▶ **Records contained in a dataset**:
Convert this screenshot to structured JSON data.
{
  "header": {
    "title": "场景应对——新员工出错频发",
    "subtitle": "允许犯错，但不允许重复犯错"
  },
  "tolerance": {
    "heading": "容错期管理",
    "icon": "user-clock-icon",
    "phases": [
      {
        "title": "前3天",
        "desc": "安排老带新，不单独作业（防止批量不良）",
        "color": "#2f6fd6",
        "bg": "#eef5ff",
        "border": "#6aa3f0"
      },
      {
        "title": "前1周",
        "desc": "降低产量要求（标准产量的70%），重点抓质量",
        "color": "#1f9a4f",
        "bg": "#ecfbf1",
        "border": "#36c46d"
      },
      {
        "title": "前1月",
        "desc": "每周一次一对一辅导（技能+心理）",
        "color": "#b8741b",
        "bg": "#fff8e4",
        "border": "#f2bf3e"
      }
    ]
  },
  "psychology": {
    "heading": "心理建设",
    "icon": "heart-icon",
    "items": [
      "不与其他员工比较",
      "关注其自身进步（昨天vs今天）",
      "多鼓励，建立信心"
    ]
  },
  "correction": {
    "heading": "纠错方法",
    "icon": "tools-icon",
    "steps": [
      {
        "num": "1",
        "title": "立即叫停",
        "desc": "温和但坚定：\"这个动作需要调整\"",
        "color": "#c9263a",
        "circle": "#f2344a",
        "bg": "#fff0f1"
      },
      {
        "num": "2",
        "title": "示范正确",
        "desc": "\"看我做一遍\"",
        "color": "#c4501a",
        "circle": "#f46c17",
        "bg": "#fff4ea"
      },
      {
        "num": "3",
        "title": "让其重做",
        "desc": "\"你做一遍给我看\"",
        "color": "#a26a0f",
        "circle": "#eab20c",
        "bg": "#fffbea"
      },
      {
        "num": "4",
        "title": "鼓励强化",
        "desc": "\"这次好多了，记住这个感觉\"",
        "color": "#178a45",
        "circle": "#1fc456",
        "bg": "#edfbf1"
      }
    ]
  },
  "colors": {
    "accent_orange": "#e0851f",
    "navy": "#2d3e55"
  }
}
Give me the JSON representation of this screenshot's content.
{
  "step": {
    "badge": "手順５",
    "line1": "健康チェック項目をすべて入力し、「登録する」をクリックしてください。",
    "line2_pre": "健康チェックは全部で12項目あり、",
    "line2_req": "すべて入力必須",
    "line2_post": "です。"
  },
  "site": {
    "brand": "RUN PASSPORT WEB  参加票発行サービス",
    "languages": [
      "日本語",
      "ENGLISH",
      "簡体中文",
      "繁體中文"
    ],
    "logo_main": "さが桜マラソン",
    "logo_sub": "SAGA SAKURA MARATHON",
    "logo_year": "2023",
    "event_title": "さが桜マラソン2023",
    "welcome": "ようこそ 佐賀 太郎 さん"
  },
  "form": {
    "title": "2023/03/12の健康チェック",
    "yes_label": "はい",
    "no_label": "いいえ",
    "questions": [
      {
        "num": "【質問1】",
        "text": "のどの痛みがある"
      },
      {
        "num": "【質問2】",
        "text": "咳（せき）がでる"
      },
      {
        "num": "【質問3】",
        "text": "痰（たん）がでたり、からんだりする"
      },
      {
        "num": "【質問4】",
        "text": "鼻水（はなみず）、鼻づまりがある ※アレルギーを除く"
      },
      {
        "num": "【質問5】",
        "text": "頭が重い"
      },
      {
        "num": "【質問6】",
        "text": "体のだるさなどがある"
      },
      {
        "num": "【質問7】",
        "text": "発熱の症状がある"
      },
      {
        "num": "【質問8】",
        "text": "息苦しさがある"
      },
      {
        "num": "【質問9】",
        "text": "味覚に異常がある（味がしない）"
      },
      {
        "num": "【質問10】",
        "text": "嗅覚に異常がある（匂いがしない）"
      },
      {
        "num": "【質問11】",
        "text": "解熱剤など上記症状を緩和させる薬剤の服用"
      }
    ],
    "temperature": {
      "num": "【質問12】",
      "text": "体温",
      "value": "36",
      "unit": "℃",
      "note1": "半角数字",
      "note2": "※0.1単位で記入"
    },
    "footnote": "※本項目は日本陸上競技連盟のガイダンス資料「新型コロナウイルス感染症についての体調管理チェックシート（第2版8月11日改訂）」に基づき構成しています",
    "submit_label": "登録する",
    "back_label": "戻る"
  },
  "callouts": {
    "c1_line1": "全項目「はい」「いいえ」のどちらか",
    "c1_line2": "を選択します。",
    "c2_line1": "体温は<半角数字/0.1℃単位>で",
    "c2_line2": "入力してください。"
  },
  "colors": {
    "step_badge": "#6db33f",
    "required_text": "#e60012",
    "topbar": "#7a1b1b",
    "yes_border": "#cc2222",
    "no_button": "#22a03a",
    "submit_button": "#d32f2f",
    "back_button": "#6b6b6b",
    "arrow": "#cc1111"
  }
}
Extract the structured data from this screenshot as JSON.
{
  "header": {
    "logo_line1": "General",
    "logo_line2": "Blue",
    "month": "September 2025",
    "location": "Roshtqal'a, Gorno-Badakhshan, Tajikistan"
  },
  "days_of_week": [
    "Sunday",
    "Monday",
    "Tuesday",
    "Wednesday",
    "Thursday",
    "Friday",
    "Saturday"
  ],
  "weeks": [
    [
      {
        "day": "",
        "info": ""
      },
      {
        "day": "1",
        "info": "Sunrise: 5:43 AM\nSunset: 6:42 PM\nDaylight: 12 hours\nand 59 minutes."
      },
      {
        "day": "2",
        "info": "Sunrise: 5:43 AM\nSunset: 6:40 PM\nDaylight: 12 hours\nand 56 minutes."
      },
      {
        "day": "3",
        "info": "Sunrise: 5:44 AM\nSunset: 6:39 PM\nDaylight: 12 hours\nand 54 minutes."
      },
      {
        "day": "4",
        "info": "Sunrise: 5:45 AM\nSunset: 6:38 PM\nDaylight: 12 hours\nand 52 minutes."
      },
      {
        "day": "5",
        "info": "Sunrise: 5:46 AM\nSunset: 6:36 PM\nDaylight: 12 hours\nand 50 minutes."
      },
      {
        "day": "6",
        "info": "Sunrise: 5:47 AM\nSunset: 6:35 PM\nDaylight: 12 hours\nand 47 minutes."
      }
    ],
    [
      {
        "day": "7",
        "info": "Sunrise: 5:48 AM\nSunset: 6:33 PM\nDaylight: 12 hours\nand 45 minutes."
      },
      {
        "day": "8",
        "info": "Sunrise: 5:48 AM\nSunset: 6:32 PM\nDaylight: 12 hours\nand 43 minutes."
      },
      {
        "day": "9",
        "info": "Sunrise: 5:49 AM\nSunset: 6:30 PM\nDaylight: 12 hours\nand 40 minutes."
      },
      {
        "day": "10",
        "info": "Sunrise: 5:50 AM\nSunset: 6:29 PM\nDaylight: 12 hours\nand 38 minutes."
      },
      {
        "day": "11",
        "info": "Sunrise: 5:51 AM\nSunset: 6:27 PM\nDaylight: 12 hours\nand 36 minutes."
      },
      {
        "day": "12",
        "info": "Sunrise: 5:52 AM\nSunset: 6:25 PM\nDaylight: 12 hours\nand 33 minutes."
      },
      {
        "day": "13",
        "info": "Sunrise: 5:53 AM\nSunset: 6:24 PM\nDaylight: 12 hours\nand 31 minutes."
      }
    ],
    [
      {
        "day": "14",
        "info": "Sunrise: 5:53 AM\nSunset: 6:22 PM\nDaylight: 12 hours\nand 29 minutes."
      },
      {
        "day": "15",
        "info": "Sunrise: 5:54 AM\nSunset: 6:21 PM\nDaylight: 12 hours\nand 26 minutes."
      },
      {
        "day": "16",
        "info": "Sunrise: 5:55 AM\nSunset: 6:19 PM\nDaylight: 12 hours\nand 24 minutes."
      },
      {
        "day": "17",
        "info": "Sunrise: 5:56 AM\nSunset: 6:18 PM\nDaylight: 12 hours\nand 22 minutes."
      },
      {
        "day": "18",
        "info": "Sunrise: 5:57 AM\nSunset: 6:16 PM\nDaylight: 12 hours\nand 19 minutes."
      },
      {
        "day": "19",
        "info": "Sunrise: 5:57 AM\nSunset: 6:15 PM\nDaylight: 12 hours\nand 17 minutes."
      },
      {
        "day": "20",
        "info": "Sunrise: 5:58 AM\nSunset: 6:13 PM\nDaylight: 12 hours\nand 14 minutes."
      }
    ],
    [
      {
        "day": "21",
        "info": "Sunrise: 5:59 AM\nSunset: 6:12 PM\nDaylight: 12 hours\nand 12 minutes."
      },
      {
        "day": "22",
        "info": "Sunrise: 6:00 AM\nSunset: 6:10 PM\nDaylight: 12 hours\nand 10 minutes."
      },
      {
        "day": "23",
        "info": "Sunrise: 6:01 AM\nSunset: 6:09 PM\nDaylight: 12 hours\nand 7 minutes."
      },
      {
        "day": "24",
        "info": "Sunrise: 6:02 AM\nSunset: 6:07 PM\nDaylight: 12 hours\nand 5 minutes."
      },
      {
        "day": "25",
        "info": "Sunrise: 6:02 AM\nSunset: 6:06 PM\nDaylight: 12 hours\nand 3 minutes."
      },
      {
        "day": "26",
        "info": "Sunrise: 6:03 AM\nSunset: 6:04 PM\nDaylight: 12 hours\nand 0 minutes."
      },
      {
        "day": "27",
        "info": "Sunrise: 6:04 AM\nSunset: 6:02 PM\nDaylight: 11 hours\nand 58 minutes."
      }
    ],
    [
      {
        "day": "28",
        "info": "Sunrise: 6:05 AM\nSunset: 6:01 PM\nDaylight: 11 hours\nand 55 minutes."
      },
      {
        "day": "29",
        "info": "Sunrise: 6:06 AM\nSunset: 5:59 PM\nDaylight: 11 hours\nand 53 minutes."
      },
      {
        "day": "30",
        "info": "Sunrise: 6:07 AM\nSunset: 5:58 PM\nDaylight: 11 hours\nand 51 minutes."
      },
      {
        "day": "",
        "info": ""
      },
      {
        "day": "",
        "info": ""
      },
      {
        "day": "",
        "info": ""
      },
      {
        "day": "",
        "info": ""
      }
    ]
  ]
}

▶ **What this task involves**: Read the entries and select each line where the word "heading" is found.

▶ **Exercise solution**:
    "heading": "容错期管理",
    "heading": "心理建设",
    "heading": "纠错方法",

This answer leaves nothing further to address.